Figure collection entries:
--*--

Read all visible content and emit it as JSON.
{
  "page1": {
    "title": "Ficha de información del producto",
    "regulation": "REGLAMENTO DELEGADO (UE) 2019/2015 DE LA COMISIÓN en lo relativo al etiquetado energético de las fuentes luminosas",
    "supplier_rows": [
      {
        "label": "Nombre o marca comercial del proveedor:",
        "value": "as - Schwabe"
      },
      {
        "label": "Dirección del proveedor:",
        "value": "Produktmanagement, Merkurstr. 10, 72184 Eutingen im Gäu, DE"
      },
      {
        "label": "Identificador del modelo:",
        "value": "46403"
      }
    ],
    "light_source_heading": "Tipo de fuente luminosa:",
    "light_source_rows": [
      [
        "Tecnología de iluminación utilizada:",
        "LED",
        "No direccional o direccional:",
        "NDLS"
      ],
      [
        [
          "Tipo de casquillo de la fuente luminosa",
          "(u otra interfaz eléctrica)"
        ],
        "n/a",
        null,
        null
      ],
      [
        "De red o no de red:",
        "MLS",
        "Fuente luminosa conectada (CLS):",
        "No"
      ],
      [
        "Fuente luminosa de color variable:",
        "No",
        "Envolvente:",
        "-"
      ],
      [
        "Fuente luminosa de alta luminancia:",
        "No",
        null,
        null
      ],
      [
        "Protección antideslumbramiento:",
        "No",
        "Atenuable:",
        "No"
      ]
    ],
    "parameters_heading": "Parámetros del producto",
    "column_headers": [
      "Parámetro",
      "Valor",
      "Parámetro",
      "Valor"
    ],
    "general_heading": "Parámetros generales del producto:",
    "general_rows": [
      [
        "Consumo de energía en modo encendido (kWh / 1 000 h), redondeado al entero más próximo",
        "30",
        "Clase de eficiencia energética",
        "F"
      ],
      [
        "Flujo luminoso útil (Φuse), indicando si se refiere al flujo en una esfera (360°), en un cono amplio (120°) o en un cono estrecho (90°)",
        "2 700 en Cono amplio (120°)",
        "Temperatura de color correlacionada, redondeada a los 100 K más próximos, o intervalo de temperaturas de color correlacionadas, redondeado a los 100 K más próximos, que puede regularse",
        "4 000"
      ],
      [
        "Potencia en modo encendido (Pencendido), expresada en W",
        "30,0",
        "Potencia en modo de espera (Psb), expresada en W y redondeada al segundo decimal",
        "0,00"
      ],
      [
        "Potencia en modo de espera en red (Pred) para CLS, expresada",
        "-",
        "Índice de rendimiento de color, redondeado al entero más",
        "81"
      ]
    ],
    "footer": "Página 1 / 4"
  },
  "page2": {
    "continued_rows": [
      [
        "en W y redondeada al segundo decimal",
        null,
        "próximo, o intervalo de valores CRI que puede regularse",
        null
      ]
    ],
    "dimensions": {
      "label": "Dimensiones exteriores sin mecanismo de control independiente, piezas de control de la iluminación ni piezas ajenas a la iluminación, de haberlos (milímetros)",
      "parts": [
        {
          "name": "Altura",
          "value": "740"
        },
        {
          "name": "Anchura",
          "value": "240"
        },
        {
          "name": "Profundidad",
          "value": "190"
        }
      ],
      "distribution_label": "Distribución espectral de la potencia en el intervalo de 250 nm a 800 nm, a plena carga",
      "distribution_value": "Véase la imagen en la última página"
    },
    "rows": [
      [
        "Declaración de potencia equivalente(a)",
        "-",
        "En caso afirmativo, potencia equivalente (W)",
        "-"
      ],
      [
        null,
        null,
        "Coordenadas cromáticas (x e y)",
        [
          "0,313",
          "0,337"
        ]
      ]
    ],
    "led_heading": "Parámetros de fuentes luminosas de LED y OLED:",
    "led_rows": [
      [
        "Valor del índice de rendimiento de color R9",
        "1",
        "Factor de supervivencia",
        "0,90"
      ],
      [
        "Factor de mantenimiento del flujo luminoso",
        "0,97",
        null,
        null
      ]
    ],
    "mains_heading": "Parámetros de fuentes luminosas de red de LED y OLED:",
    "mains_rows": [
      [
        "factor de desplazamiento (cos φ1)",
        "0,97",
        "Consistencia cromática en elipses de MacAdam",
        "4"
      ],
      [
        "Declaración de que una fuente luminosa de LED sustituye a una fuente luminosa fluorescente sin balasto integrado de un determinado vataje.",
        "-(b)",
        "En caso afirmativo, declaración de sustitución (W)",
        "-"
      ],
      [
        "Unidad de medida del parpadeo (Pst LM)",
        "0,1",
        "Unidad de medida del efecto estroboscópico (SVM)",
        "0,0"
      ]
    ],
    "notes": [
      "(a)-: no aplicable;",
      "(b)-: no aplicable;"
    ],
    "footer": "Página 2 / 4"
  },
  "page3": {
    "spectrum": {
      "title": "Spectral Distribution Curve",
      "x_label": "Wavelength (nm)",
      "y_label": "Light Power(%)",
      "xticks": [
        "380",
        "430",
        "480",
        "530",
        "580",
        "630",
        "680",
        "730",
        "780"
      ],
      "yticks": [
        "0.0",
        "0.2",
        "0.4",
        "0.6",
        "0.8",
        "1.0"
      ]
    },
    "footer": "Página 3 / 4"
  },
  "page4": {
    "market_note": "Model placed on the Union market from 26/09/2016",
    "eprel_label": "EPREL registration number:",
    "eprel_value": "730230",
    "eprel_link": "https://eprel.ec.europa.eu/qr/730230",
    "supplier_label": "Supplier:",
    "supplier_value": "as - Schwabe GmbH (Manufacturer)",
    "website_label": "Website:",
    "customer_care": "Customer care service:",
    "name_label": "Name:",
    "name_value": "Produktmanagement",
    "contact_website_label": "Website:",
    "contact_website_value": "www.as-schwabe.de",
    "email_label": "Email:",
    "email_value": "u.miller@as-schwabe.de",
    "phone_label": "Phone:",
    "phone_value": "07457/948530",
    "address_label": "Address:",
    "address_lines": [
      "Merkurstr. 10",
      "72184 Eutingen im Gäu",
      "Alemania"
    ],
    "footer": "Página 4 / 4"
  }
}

--*--

EXERCISE: Pick out the lines that include the word "modo" and write them out.

OUTPUT:
        "Consumo de energía en modo encendido (kWh / 1 000 h), redondeado al entero más próximo",
        "Potencia en modo encendido (Pencendido), expresada en W",
        "Potencia en modo de espera (Psb), expresada en W y redondeada al segundo decimal",
        "Potencia en modo de espera en red (Pred) para CLS, expresada",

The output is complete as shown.